**SET PROBLEM:** Rewrite the lines of the records below as a numbered list. Start at the line containing "company-name: IDEA INSTITUTE", stop after the line containing "password-hint-text: Passwords must", include both of those lines and no others, and omit any blank lines.

____

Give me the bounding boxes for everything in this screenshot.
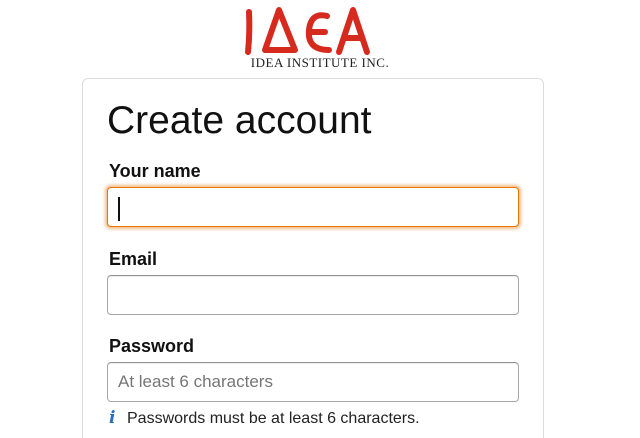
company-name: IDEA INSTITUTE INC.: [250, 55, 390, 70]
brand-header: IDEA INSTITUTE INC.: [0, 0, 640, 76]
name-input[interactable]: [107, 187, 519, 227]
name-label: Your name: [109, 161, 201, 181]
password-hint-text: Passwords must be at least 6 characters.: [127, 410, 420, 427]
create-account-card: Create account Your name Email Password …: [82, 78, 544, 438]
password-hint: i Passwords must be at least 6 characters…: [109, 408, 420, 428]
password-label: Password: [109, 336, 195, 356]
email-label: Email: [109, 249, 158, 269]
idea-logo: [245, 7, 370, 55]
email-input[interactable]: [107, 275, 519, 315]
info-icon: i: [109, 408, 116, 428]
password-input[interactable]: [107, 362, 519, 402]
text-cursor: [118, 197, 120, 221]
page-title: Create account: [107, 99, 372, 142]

____

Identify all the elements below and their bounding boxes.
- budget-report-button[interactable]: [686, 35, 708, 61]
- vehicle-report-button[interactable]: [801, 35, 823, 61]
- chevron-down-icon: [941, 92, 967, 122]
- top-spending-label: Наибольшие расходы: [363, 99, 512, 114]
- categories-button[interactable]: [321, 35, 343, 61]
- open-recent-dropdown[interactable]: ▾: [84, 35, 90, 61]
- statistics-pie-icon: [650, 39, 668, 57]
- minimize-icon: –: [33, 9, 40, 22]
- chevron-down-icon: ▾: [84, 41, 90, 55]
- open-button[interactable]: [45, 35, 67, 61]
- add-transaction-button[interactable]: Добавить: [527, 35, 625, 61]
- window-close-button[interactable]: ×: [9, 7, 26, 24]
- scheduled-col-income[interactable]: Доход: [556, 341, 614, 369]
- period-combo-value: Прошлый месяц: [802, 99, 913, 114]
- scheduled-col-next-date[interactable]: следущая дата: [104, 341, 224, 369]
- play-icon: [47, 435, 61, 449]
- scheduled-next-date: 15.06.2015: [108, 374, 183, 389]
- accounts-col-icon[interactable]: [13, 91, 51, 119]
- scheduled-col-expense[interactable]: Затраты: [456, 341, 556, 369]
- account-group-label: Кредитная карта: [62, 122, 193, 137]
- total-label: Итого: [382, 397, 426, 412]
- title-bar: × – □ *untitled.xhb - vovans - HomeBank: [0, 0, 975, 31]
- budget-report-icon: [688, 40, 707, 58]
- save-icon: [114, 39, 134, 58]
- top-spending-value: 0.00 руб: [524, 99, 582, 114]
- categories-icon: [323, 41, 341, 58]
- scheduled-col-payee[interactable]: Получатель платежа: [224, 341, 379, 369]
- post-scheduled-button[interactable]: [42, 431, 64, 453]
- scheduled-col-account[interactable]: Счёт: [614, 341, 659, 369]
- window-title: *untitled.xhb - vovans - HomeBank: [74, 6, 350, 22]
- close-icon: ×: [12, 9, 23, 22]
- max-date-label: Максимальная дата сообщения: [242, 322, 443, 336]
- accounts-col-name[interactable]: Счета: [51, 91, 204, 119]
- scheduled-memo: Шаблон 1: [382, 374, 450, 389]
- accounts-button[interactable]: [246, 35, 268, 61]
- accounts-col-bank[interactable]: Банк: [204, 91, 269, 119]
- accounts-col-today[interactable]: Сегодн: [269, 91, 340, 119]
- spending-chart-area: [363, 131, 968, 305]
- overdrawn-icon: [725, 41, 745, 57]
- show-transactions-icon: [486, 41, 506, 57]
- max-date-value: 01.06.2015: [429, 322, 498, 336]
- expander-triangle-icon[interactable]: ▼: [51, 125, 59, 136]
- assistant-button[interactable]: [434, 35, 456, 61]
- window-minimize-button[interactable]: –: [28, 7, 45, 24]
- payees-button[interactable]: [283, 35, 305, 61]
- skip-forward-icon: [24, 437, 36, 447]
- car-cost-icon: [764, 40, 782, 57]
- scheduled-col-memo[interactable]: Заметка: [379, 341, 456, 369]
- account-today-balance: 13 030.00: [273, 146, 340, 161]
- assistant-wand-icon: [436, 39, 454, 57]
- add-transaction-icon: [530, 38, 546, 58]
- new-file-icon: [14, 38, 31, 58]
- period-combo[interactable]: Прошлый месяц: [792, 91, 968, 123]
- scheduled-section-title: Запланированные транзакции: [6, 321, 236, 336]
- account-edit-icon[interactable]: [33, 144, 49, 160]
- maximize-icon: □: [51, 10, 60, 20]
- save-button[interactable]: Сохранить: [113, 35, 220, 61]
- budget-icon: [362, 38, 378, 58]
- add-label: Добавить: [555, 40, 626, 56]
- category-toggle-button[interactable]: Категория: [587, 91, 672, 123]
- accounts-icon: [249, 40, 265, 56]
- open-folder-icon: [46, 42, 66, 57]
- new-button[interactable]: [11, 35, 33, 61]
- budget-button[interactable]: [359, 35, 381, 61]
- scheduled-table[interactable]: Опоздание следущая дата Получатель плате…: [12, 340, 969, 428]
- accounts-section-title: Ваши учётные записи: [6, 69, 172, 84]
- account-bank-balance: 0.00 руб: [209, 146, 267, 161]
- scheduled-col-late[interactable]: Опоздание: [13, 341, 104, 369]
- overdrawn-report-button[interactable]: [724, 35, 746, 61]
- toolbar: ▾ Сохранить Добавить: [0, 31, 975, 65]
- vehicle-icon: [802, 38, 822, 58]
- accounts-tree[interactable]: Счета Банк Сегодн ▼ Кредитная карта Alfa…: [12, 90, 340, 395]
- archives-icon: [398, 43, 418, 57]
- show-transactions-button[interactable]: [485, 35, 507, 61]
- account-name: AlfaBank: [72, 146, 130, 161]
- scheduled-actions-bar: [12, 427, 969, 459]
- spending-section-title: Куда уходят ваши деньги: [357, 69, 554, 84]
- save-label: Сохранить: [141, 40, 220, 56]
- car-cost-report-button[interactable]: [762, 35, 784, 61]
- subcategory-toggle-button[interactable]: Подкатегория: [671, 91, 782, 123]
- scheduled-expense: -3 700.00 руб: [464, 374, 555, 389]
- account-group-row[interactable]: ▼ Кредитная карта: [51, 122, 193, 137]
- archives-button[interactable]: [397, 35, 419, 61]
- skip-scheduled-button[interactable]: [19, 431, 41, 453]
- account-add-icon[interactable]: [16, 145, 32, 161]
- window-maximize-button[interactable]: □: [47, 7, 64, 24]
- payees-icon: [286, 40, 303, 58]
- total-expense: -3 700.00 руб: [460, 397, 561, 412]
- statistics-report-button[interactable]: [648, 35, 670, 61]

____

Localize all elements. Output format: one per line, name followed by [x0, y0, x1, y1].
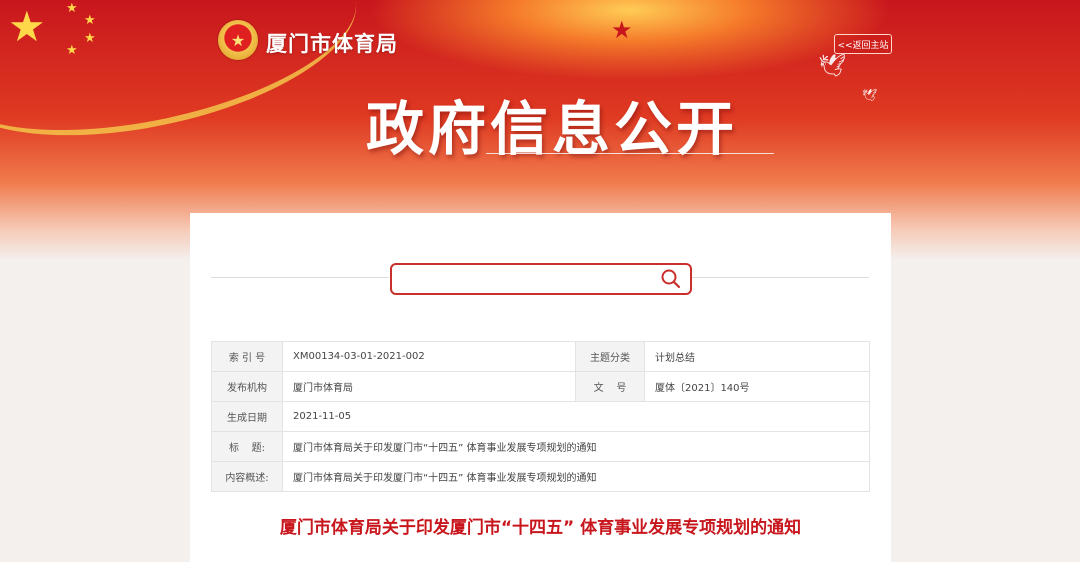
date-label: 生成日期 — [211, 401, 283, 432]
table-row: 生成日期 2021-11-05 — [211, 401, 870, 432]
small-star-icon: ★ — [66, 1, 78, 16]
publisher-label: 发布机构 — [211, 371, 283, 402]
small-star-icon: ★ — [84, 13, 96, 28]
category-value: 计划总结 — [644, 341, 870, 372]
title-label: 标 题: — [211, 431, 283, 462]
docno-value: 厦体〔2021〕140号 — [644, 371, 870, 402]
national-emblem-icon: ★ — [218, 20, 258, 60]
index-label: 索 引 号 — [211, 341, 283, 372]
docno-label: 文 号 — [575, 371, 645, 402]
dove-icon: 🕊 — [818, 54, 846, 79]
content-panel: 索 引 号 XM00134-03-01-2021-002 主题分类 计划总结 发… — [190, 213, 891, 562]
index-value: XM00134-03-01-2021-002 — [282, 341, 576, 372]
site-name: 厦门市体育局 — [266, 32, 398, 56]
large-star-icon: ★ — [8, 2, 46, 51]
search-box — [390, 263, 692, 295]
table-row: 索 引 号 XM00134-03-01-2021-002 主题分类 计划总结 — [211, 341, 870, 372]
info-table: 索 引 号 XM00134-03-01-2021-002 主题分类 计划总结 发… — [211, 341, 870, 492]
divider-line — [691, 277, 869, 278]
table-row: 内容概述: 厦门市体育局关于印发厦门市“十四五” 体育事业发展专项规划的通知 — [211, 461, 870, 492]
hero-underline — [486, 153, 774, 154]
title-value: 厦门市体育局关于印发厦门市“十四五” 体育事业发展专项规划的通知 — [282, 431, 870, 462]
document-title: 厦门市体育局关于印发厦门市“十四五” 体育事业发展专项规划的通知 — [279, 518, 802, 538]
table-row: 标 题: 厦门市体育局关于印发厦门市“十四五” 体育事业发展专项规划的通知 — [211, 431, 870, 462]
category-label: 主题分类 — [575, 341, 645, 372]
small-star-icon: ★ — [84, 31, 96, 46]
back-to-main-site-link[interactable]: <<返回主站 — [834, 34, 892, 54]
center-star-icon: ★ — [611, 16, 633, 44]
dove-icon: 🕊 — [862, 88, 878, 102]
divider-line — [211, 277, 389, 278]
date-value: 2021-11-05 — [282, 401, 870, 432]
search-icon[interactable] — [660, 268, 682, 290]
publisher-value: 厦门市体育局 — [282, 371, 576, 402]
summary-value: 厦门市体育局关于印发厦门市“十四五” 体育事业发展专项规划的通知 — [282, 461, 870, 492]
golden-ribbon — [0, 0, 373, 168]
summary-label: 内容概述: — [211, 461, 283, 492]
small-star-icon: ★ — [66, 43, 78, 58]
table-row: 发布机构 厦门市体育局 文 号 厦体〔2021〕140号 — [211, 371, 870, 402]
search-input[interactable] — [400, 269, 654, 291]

____

**TASK RESULT:**
1. company-name: IDEA INSTITUTE INC.: [250, 55, 390, 70]
2. brand-header: IDEA INSTITUTE INC.: [0, 0, 640, 76]
3. name-input[interactable]: [107, 187, 519, 227]
4. name-label: Your name: [109, 161, 201, 181]
5. password-hint-text: Passwords must be at least 6 characters.: [127, 410, 420, 427]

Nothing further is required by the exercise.